# PROVIDED DATA
☆ ☆ ☆ ☆
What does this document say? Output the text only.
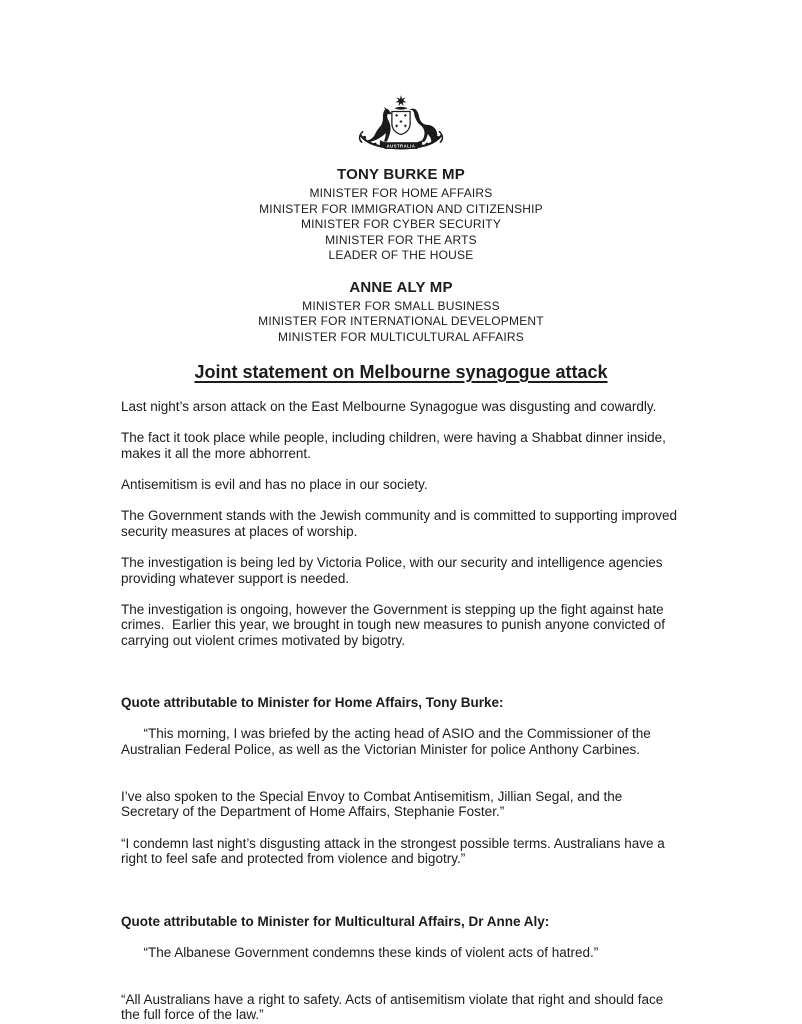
AUSTRALIA
TONY BURKE MP
MINISTER FOR HOME AFFAIRS
MINISTER FOR IMMIGRATION AND CITIZENSHIP
MINISTER FOR CYBER SECURITY
MINISTER FOR THE ARTS
LEADER OF THE HOUSE
ANNE ALY MP
MINISTER FOR SMALL BUSINESS
MINISTER FOR INTERNATIONAL DEVELOPMENT
MINISTER FOR MULTICULTURAL AFFAIRS
Joint statement on Melbourne synagogue attack

Last night’s arson attack on the East Melbourne Synagogue was disgusting and cowardly.

The fact it took place while people, including children, were having a Shabbat dinner inside, makes it all the more abhorrent.

Antisemitism is evil and has no place in our society.

The Government stands with the Jewish community and is committed to supporting improved security measures at places of worship.

The investigation is being led by Victoria Police, with our security and intelligence agencies providing whatever support is needed.

The investigation is ongoing, however the Government is stepping up the fight against hate crimes.  Earlier this year, we brought in tough new measures to punish anyone convicted of carrying out violent crimes motivated by bigotry.

Quote attributable to Minister for Home Affairs, Tony Burke:

“This morning, I was briefed by the acting head of ASIO and the Commissioner of the Australian Federal Police, as well as the Victorian Minister for police Anthony Carbines.

I’ve also spoken to the Special Envoy to Combat Antisemitism, Jillian Segal, and the Secretary of the Department of Home Affairs, Stephanie Foster.”

“I condemn last night’s disgusting attack in the strongest possible terms. Australians have a right to feel safe and protected from violence and bigotry.”

Quote attributable to Minister for Multicultural Affairs, Dr Anne Aly:

“The Albanese Government condemns these kinds of violent acts of hatred.”

“All Australians have a right to safety. Acts of antisemitism violate that right and should face the full force of the law.”
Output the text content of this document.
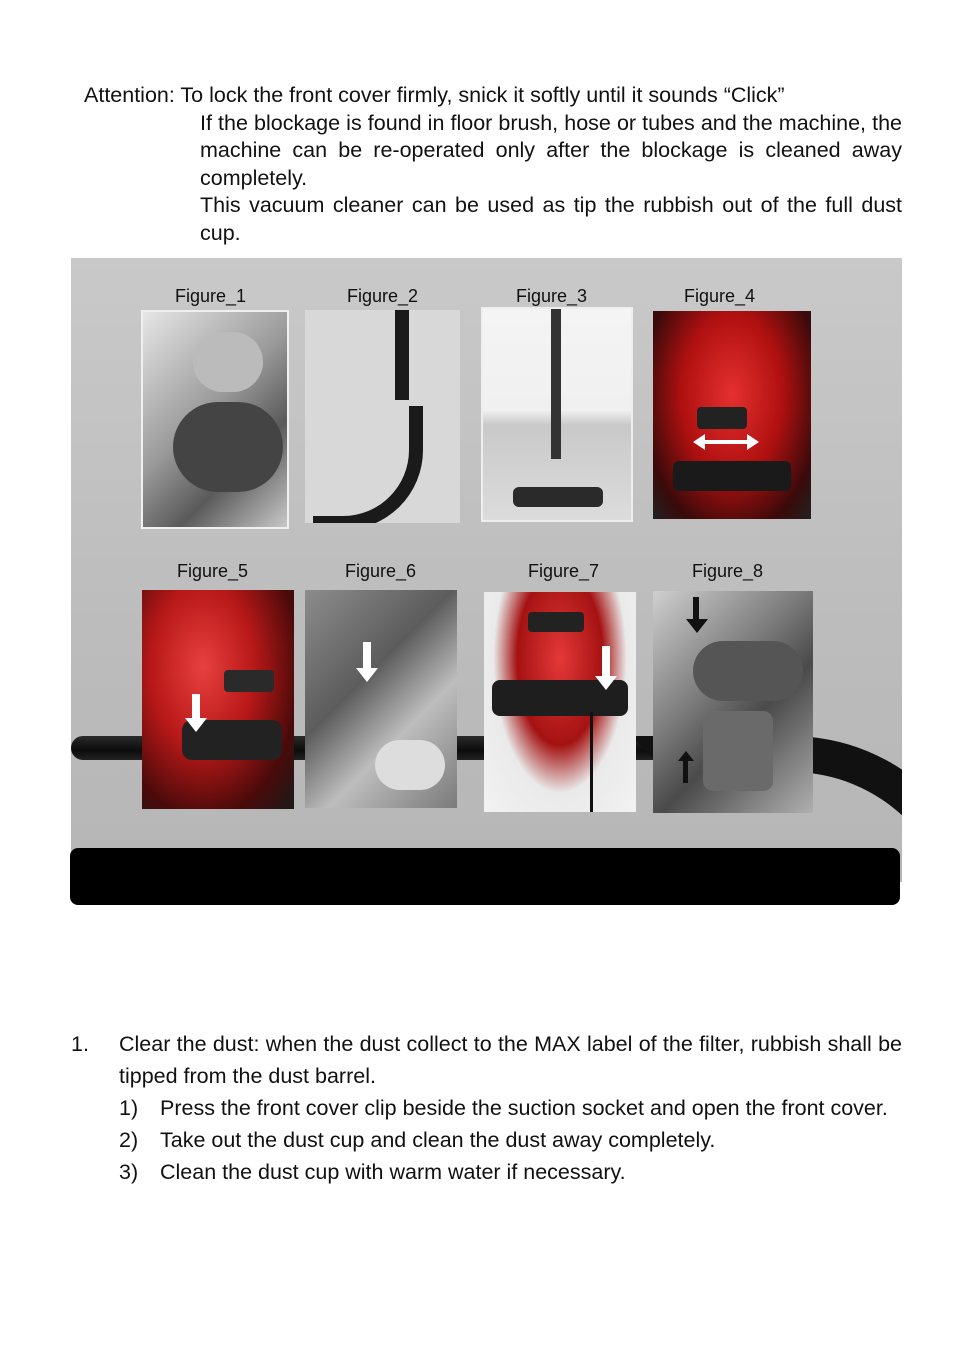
Attention: To lock the front cover firmly, snick it softly until it sounds “Click”
If the blockage is found in floor brush, hose or tubes and the machine, the machine can be re-operated only after the blockage is cleaned away completely.
This vacuum cleaner can be used as tip the rubbish out of the full dust cup.
Figure_1	Figure_2	Figure_3	Figure_4
Figure_5	Figure_6	Figure_7	Figure_8
1. Clear the dust: when the dust collect to the MAX label of the filter, rubbish shall be tipped from the dust barrel.
1) Press the front cover clip beside the suction socket and open the front cover.
2) Take out the dust cup and clean the dust away completely.
3) Clean the dust cup with warm water if necessary.
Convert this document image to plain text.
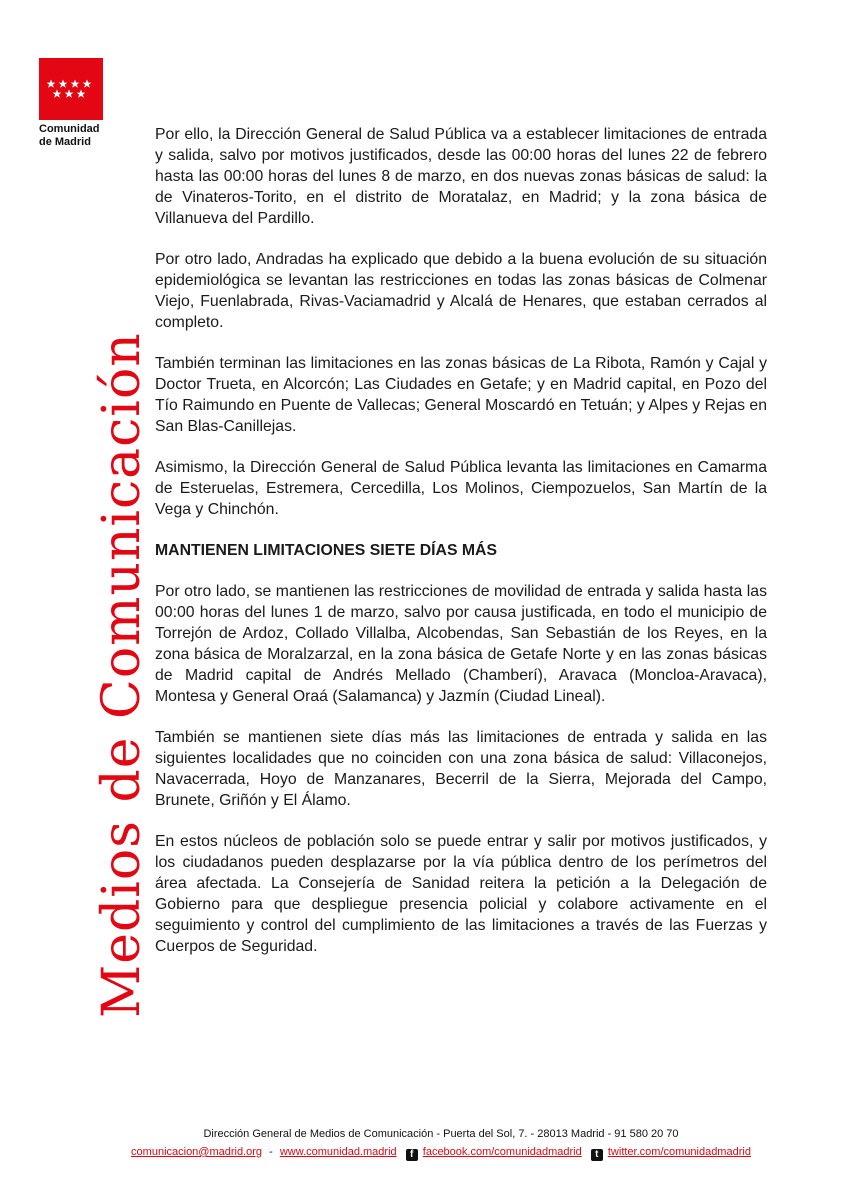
Comunidad
de Madrid
Medios de Comunicación

Por ello, la Dirección General de Salud Pública va a establecer limitaciones de entrada y salida, salvo por motivos justificados, desde las 00:00 horas del lunes 22 de febrero hasta las 00:00 horas del lunes 8 de marzo, en dos nuevas zonas básicas de salud: la de Vinateros-Torito, en el distrito de Moratalaz, en Madrid; y la zona básica de Villanueva del Pardillo.

Por otro lado, Andradas ha explicado que debido a la buena evolución de su situación epidemiológica se levantan las restricciones en todas las zonas básicas de Colmenar Viejo, Fuenlabrada, Rivas-Vaciamadrid y Alcalá de Henares, que estaban cerrados al completo.

También terminan las limitaciones en las zonas básicas de La Ribota, Ramón y Cajal y Doctor Trueta, en Alcorcón; Las Ciudades en Getafe; y en Madrid capital, en Pozo del Tío Raimundo en Puente de Vallecas; General Moscardó en Tetuán; y Alpes y Rejas en San Blas-Canillejas.

Asimismo, la Dirección General de Salud Pública levanta las limitaciones en Camarma de Esteruelas, Estremera, Cercedilla, Los Molinos, Ciempozuelos, San Martín de la Vega y Chinchón.

MANTIENEN LIMITACIONES SIETE DÍAS MÁS

Por otro lado, se mantienen las restricciones de movilidad de entrada y salida hasta las 00:00 horas del lunes 1 de marzo, salvo por causa justificada, en todo el municipio de Torrejón de Ardoz, Collado Villalba, Alcobendas, San Sebastián de los Reyes, en la zona básica de Moralzarzal, en la zona básica de Getafe Norte y en las zonas básicas de Madrid capital de Andrés Mellado (Chamberí), Aravaca (Moncloa-Aravaca), Montesa y General Oraá (Salamanca) y Jazmín (Ciudad Lineal).

También se mantienen siete días más las limitaciones de entrada y salida en las siguientes localidades que no coinciden con una zona básica de salud: Villaconejos, Navacerrada, Hoyo de Manzanares, Becerril de la Sierra, Mejorada del Campo, Brunete, Griñón y El Álamo.

En estos núcleos de población solo se puede entrar y salir por motivos justificados, y los ciudadanos pueden desplazarse por la vía pública dentro de los perímetros del área afectada. La Consejería de Sanidad reitera la petición a la Delegación de Gobierno para que despliegue presencia policial y colabore activamente en el seguimiento y control del cumplimiento de las limitaciones a través de las Fuerzas y Cuerpos de Seguridad.

Dirección General de Medios de Comunicación - Puerta del Sol, 7. - 28013 Madrid - 91 580 20 70
comunicacion@madrid.org - www.comunidad.madrid f facebook.com/comunidadmadrid t twitter.com/comunidadmadrid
☆ ☆ ☆ ☆
Repeat every record above exactly, but leave out any pictures.

# THE REPLY
What does this document say? Output the text only.
AUSTRALIA
TONY BURKE MP
MINISTER FOR HOME AFFAIRS
MINISTER FOR IMMIGRATION AND CITIZENSHIP
MINISTER FOR CYBER SECURITY
MINISTER FOR THE ARTS
LEADER OF THE HOUSE
ANNE ALY MP
MINISTER FOR SMALL BUSINESS
MINISTER FOR INTERNATIONAL DEVELOPMENT
MINISTER FOR MULTICULTURAL AFFAIRS
Joint statement on Melbourne synagogue attack

Last night’s arson attack on the East Melbourne Synagogue was disgusting and cowardly.

The fact it took place while people, including children, were having a Shabbat dinner inside, makes it all the more abhorrent.

Antisemitism is evil and has no place in our society.

The Government stands with the Jewish community and is committed to supporting improved security measures at places of worship.

The investigation is being led by Victoria Police, with our security and intelligence agencies providing whatever support is needed.

The investigation is ongoing, however the Government is stepping up the fight against hate crimes.  Earlier this year, we brought in tough new measures to punish anyone convicted of carrying out violent crimes motivated by bigotry.

Quote attributable to Minister for Home Affairs, Tony Burke:

“This morning, I was briefed by the acting head of ASIO and the Commissioner of the Australian Federal Police, as well as the Victorian Minister for police Anthony Carbines.

I’ve also spoken to the Special Envoy to Combat Antisemitism, Jillian Segal, and the Secretary of the Department of Home Affairs, Stephanie Foster.”

“I condemn last night’s disgusting attack in the strongest possible terms. Australians have a right to feel safe and protected from violence and bigotry.”

Quote attributable to Minister for Multicultural Affairs, Dr Anne Aly:

“The Albanese Government condemns these kinds of violent acts of hatred.”

“All Australians have a right to safety. Acts of antisemitism violate that right and should face the full force of the law.”
Output the text content of this document.
Attention: To lock the front cover firmly, snick it softly until it sounds “Click”
If the blockage is found in floor brush, hose or tubes and the machine, the machine can be re-operated only after the blockage is cleaned away completely.
This vacuum cleaner can be used as tip the rubbish out of the full dust cup.
Figure_1	Figure_2	Figure_3	Figure_4
Figure_5	Figure_6	Figure_7	Figure_8
1. Clear the dust: when the dust collect to the MAX label of the filter, rubbish shall be tipped from the dust barrel.
1) Press the front cover clip beside the suction socket and open the front cover.
2) Take out the dust cup and clean the dust away completely.
3) Clean the dust cup with warm water if necessary.
Convert this document image to plain text.
Comunidad
de Madrid
Medios de Comunicación

Por ello, la Dirección General de Salud Pública va a establecer limitaciones de entrada y salida, salvo por motivos justificados, desde las 00:00 horas del lunes 22 de febrero hasta las 00:00 horas del lunes 8 de marzo, en dos nuevas zonas básicas de salud: la de Vinateros-Torito, en el distrito de Moratalaz, en Madrid; y la zona básica de Villanueva del Pardillo.

Por otro lado, Andradas ha explicado que debido a la buena evolución de su situación epidemiológica se levantan las restricciones en todas las zonas básicas de Colmenar Viejo, Fuenlabrada, Rivas-Vaciamadrid y Alcalá de Henares, que estaban cerrados al completo.

También terminan las limitaciones en las zonas básicas de La Ribota, Ramón y Cajal y Doctor Trueta, en Alcorcón; Las Ciudades en Getafe; y en Madrid capital, en Pozo del Tío Raimundo en Puente de Vallecas; General Moscardó en Tetuán; y Alpes y Rejas en San Blas-Canillejas.

Asimismo, la Dirección General de Salud Pública levanta las limitaciones en Camarma de Esteruelas, Estremera, Cercedilla, Los Molinos, Ciempozuelos, San Martín de la Vega y Chinchón.

MANTIENEN LIMITACIONES SIETE DÍAS MÁS

Por otro lado, se mantienen las restricciones de movilidad de entrada y salida hasta las 00:00 horas del lunes 1 de marzo, salvo por causa justificada, en todo el municipio de Torrejón de Ardoz, Collado Villalba, Alcobendas, San Sebastián de los Reyes, en la zona básica de Moralzarzal, en la zona básica de Getafe Norte y en las zonas básicas de Madrid capital de Andrés Mellado (Chamberí), Aravaca (Moncloa-Aravaca), Montesa y General Oraá (Salamanca) y Jazmín (Ciudad Lineal).

También se mantienen siete días más las limitaciones de entrada y salida en las siguientes localidades que no coinciden con una zona básica de salud: Villaconejos, Navacerrada, Hoyo de Manzanares, Becerril de la Sierra, Mejorada del Campo, Brunete, Griñón y El Álamo.

En estos núcleos de población solo se puede entrar y salir por motivos justificados, y los ciudadanos pueden desplazarse por la vía pública dentro de los perímetros del área afectada. La Consejería de Sanidad reitera la petición a la Delegación de Gobierno para que despliegue presencia policial y colabore activamente en el seguimiento y control del cumplimiento de las limitaciones a través de las Fuerzas y Cuerpos de Seguridad.

Dirección General de Medios de Comunicación - Puerta del Sol, 7. - 28013 Madrid - 91 580 20 70
comunicacion@madrid.org - www.comunidad.madrid f facebook.com/comunidadmadrid t twitter.com/comunidadmadrid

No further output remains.